◆ SUPPLIED RECORDS
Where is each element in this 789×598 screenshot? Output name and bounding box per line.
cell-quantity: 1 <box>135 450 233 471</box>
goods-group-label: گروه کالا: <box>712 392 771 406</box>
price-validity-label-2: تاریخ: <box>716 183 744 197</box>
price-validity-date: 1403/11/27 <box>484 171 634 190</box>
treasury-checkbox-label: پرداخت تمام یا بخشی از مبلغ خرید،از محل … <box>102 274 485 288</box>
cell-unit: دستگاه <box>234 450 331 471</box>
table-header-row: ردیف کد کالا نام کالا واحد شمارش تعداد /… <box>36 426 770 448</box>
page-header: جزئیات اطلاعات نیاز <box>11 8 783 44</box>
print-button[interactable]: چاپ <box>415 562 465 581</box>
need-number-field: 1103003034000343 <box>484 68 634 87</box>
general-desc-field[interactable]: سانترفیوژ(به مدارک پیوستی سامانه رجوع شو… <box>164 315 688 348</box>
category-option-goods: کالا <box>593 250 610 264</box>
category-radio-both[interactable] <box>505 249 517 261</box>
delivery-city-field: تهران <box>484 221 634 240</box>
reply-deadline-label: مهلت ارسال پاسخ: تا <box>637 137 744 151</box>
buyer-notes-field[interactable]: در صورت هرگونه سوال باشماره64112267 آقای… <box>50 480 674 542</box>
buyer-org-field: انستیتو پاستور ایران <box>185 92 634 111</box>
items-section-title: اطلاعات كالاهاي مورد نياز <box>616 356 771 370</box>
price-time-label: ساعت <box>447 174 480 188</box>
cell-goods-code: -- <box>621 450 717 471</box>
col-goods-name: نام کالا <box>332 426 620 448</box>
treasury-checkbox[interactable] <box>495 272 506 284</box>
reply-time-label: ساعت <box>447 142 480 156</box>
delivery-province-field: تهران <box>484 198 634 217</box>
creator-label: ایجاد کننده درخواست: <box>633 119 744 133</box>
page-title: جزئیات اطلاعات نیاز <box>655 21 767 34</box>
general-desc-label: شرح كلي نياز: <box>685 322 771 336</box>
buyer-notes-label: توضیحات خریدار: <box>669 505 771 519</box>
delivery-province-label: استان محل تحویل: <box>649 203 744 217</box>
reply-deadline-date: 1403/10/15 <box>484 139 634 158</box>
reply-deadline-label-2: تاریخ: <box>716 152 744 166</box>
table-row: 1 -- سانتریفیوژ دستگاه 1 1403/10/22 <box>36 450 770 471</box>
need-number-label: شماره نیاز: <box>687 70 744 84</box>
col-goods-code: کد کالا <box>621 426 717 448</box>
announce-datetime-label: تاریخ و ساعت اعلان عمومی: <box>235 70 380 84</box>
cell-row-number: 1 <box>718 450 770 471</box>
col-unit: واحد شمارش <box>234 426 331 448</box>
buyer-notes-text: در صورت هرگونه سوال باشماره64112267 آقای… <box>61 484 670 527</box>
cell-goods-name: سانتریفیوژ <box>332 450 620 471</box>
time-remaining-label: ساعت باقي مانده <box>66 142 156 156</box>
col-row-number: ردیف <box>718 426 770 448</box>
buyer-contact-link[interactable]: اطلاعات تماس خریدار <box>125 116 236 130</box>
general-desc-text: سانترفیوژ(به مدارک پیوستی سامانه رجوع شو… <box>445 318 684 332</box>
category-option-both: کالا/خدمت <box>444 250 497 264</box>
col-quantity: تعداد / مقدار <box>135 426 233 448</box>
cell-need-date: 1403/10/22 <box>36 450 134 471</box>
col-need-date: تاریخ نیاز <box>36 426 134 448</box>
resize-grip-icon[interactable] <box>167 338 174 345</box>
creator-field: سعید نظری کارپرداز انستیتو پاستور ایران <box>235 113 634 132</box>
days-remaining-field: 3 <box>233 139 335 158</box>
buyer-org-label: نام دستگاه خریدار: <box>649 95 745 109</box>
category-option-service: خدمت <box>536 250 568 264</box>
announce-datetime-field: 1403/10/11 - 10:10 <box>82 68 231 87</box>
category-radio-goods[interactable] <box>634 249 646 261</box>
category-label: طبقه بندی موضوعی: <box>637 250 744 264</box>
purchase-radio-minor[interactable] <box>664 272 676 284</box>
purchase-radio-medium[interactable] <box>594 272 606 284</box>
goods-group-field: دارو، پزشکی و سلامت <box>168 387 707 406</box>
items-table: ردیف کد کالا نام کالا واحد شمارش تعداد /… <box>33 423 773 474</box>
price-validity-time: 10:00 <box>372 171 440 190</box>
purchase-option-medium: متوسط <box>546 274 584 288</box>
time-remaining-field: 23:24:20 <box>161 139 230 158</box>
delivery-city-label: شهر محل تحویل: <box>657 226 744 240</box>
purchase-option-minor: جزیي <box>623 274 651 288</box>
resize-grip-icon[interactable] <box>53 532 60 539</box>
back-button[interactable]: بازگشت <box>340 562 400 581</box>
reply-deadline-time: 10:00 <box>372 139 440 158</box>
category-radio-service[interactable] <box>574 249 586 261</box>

◆ TASK PROMPT
Copy out every line of the records above, renaming "deadline" to "cutoff" each time it occurs and leaving all else as it stands.

◆ THE RESULT
Where is each element in this 789×598 screenshot? Output name and bounding box per line.
cell-quantity: 1 <box>135 450 233 471</box>
goods-group-label: گروه کالا: <box>712 392 771 406</box>
price-validity-label-2: تاریخ: <box>716 183 744 197</box>
price-validity-date: 1403/11/27 <box>484 171 634 190</box>
treasury-checkbox-label: پرداخت تمام یا بخشی از مبلغ خرید،از محل … <box>102 274 485 288</box>
cell-unit: دستگاه <box>234 450 331 471</box>
table-header-row: ردیف کد کالا نام کالا واحد شمارش تعداد /… <box>36 426 770 448</box>
page-header: جزئیات اطلاعات نیاز <box>11 8 783 44</box>
print-button[interactable]: چاپ <box>415 562 465 581</box>
need-number-field: 1103003034000343 <box>484 68 634 87</box>
general-desc-field[interactable]: سانترفیوژ(به مدارک پیوستی سامانه رجوع شو… <box>164 315 688 348</box>
category-option-goods: کالا <box>593 250 610 264</box>
category-radio-both[interactable] <box>505 249 517 261</box>
delivery-city-field: تهران <box>484 221 634 240</box>
reply-cutoff-label: مهلت ارسال پاسخ: تا <box>637 137 744 151</box>
buyer-notes-field[interactable]: در صورت هرگونه سوال باشماره64112267 آقای… <box>50 480 674 542</box>
buyer-org-field: انستیتو پاستور ایران <box>185 92 634 111</box>
items-section-title: اطلاعات كالاهاي مورد نياز <box>616 356 771 370</box>
price-time-label: ساعت <box>447 174 480 188</box>
cell-goods-code: -- <box>621 450 717 471</box>
col-goods-name: نام کالا <box>332 426 620 448</box>
treasury-checkbox[interactable] <box>495 272 506 284</box>
reply-time-label: ساعت <box>447 142 480 156</box>
delivery-province-field: تهران <box>484 198 634 217</box>
creator-label: ایجاد کننده درخواست: <box>633 119 744 133</box>
page-title: جزئیات اطلاعات نیاز <box>655 21 767 34</box>
general-desc-label: شرح كلي نياز: <box>685 322 771 336</box>
buyer-notes-label: توضیحات خریدار: <box>669 505 771 519</box>
delivery-province-label: استان محل تحویل: <box>649 203 744 217</box>
reply-cutoff-date: 1403/10/15 <box>484 139 634 158</box>
reply-cutoff-label-2: تاریخ: <box>716 152 744 166</box>
table-row: 1 -- سانتریفیوژ دستگاه 1 1403/10/22 <box>36 450 770 471</box>
need-number-label: شماره نیاز: <box>687 70 744 84</box>
col-goods-code: کد کالا <box>621 426 717 448</box>
announce-datetime-label: تاریخ و ساعت اعلان عمومی: <box>235 70 380 84</box>
cell-row-number: 1 <box>718 450 770 471</box>
col-unit: واحد شمارش <box>234 426 331 448</box>
buyer-notes-text: در صورت هرگونه سوال باشماره64112267 آقای… <box>61 484 670 527</box>
cell-goods-name: سانتریفیوژ <box>332 450 620 471</box>
time-remaining-label: ساعت باقي مانده <box>66 142 156 156</box>
col-row-number: ردیف <box>718 426 770 448</box>
buyer-contact-link[interactable]: اطلاعات تماس خریدار <box>125 116 236 130</box>
general-desc-text: سانترفیوژ(به مدارک پیوستی سامانه رجوع شو… <box>445 318 684 332</box>
category-option-both: کالا/خدمت <box>444 250 497 264</box>
col-quantity: تعداد / مقدار <box>135 426 233 448</box>
cell-need-date: 1403/10/22 <box>36 450 134 471</box>
col-need-date: تاریخ نیاز <box>36 426 134 448</box>
resize-grip-icon[interactable] <box>167 338 174 345</box>
creator-field: سعید نظری کارپرداز انستیتو پاستور ایران <box>235 113 634 132</box>
days-remaining-field: 3 <box>233 139 335 158</box>
buyer-org-label: نام دستگاه خریدار: <box>649 95 745 109</box>
category-option-service: خدمت <box>536 250 568 264</box>
announce-datetime-field: 1403/10/11 - 10:10 <box>82 68 231 87</box>
category-radio-goods[interactable] <box>634 249 646 261</box>
category-label: طبقه بندی موضوعی: <box>637 250 744 264</box>
purchase-radio-minor[interactable] <box>664 272 676 284</box>
purchase-radio-medium[interactable] <box>594 272 606 284</box>
goods-group-field: دارو، پزشکی و سلامت <box>168 387 707 406</box>
items-table: ردیف کد کالا نام کالا واحد شمارش تعداد /… <box>33 423 773 474</box>
price-validity-time: 10:00 <box>372 171 440 190</box>
purchase-option-medium: متوسط <box>546 274 584 288</box>
time-remaining-field: 23:24:20 <box>161 139 230 158</box>
delivery-city-label: شهر محل تحویل: <box>657 226 744 240</box>
purchase-option-minor: جزیي <box>623 274 651 288</box>
resize-grip-icon[interactable] <box>53 532 60 539</box>
back-button[interactable]: بازگشت <box>340 562 400 581</box>
reply-cutoff-time: 10:00 <box>372 139 440 158</box>
category-radio-service[interactable] <box>574 249 586 261</box>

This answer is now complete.